▽
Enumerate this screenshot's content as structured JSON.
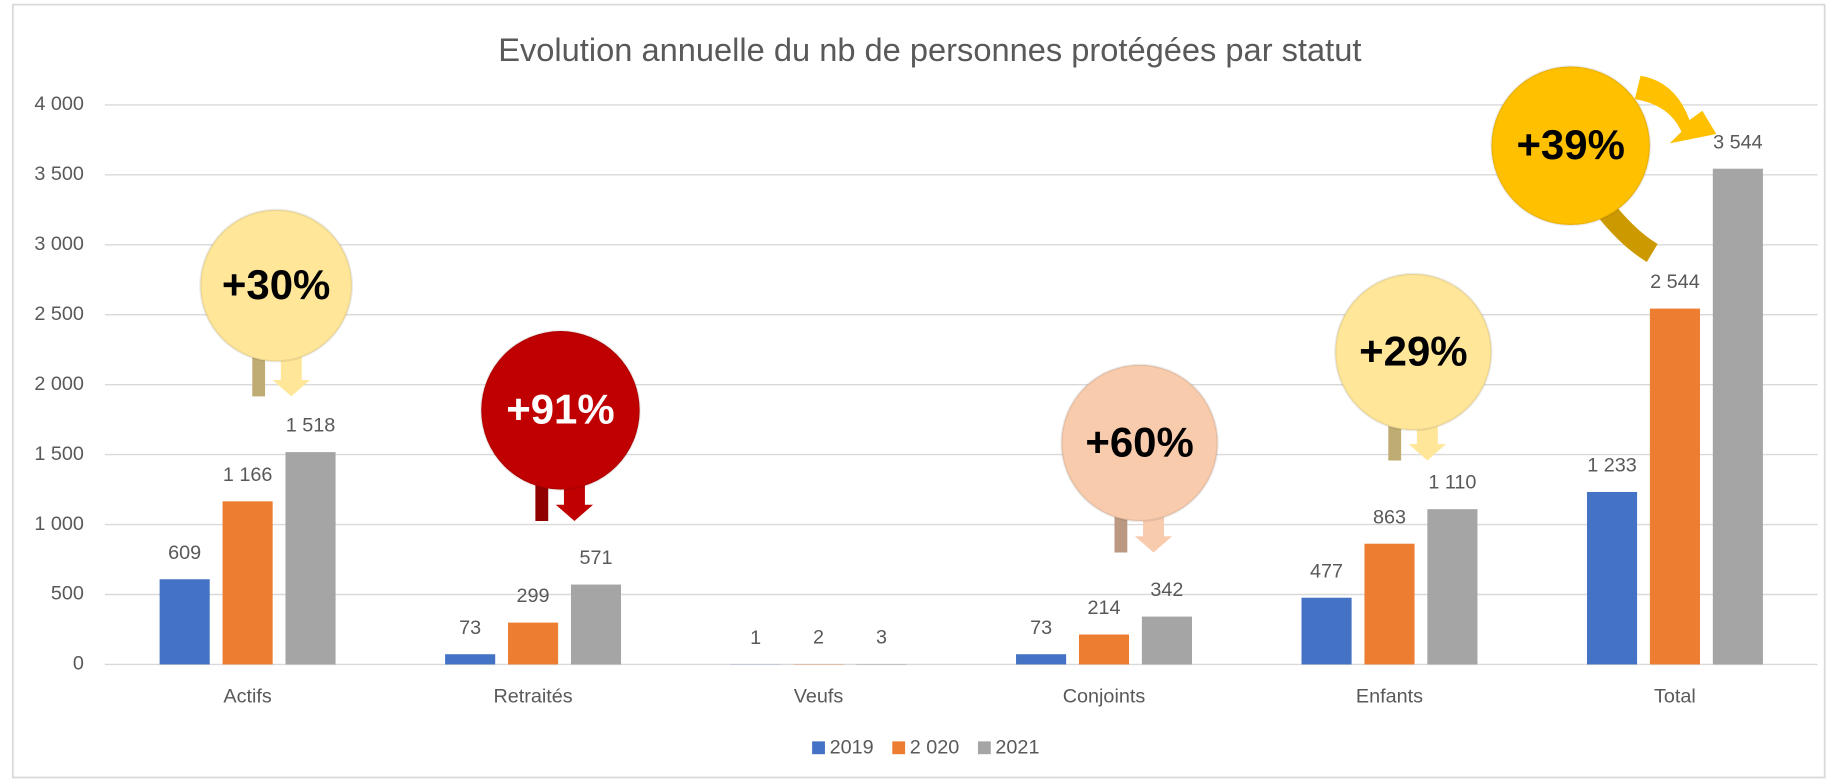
{
  "chart_data": {
    "type": "bar",
    "title": "Evolution annuelle du nb de personnes protégées par statut",
    "categories": [
      "Actifs",
      "Retraités",
      "Veufs",
      "Conjoints",
      "Enfants",
      "Total"
    ],
    "series": [
      {
        "name": "2019",
        "color": "#4472c4",
        "values": [
          609,
          73,
          1,
          73,
          477,
          1233
        ],
        "value_labels": [
          "609",
          "73",
          "1",
          "73",
          "477",
          "1 233"
        ]
      },
      {
        "name": "2 020",
        "color": "#ed7d31",
        "values": [
          1166,
          299,
          2,
          214,
          863,
          2544
        ],
        "value_labels": [
          "1 166",
          "299",
          "2",
          "214",
          "863",
          "2 544"
        ]
      },
      {
        "name": "2021",
        "color": "#a5a5a5",
        "values": [
          1518,
          571,
          3,
          342,
          1110,
          3544
        ],
        "value_labels": [
          "1 518",
          "571",
          "3",
          "342",
          "1 110",
          "3 544"
        ]
      }
    ],
    "ylim": [
      0,
      4000
    ],
    "yticks": [
      0,
      500,
      {
        "value": 1000,
        "label": "1 000"
      },
      {
        "value": 1500,
        "label": "1 500"
      },
      {
        "value": 2000,
        "label": "2 000"
      },
      {
        "value": 2500,
        "label": "2 500"
      },
      {
        "value": 3000,
        "label": "3 000"
      },
      {
        "value": 3500,
        "label": "3 500"
      },
      {
        "value": 4000,
        "label": "4 000"
      }
    ],
    "grid": true,
    "legend": "bottom",
    "annotations": [
      {
        "text": "+30%",
        "color": "#ffe699",
        "text_color": "#000000"
      },
      {
        "text": "+91%",
        "color": "#c00000",
        "text_color": "#ffffff"
      },
      {
        "text": "+60%",
        "color": "#f8cbad",
        "text_color": "#000000"
      },
      {
        "text": "+29%",
        "color": "#ffe699",
        "text_color": "#000000"
      },
      {
        "text": "+39%",
        "color": "#ffc000",
        "text_color": "#000000"
      }
    ]
  }
}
△
## Set task
Without the pictures, extract every entry verbatim.

## Exercise response
Enumerate this screenshot's content as structured JSON.
{
  "chart_data": {
    "type": "bar",
    "title": "Evolution annuelle du nb de personnes protégées par statut",
    "categories": [
      "Actifs",
      "Retraités",
      "Veufs",
      "Conjoints",
      "Enfants",
      "Total"
    ],
    "series": [
      {
        "name": "2019",
        "color": "#4472c4",
        "values": [
          609,
          73,
          1,
          73,
          477,
          1233
        ],
        "value_labels": [
          "609",
          "73",
          "1",
          "73",
          "477",
          "1 233"
        ]
      },
      {
        "name": "2 020",
        "color": "#ed7d31",
        "values": [
          1166,
          299,
          2,
          214,
          863,
          2544
        ],
        "value_labels": [
          "1 166",
          "299",
          "2",
          "214",
          "863",
          "2 544"
        ]
      },
      {
        "name": "2021",
        "color": "#a5a5a5",
        "values": [
          1518,
          571,
          3,
          342,
          1110,
          3544
        ],
        "value_labels": [
          "1 518",
          "571",
          "3",
          "342",
          "1 110",
          "3 544"
        ]
      }
    ],
    "ylim": [
      0,
      4000
    ],
    "yticks": [
      0,
      500,
      {
        "value": 1000,
        "label": "1 000"
      },
      {
        "value": 1500,
        "label": "1 500"
      },
      {
        "value": 2000,
        "label": "2 000"
      },
      {
        "value": 2500,
        "label": "2 500"
      },
      {
        "value": 3000,
        "label": "3 000"
      },
      {
        "value": 3500,
        "label": "3 500"
      },
      {
        "value": 4000,
        "label": "4 000"
      }
    ],
    "grid": true,
    "legend": "bottom",
    "annotations": [
      {
        "text": "+30%",
        "color": "#ffe699",
        "text_color": "#000000"
      },
      {
        "text": "+91%",
        "color": "#c00000",
        "text_color": "#ffffff"
      },
      {
        "text": "+60%",
        "color": "#f8cbad",
        "text_color": "#000000"
      },
      {
        "text": "+29%",
        "color": "#ffe699",
        "text_color": "#000000"
      },
      {
        "text": "+39%",
        "color": "#ffc000",
        "text_color": "#000000"
      }
    ]
  }
}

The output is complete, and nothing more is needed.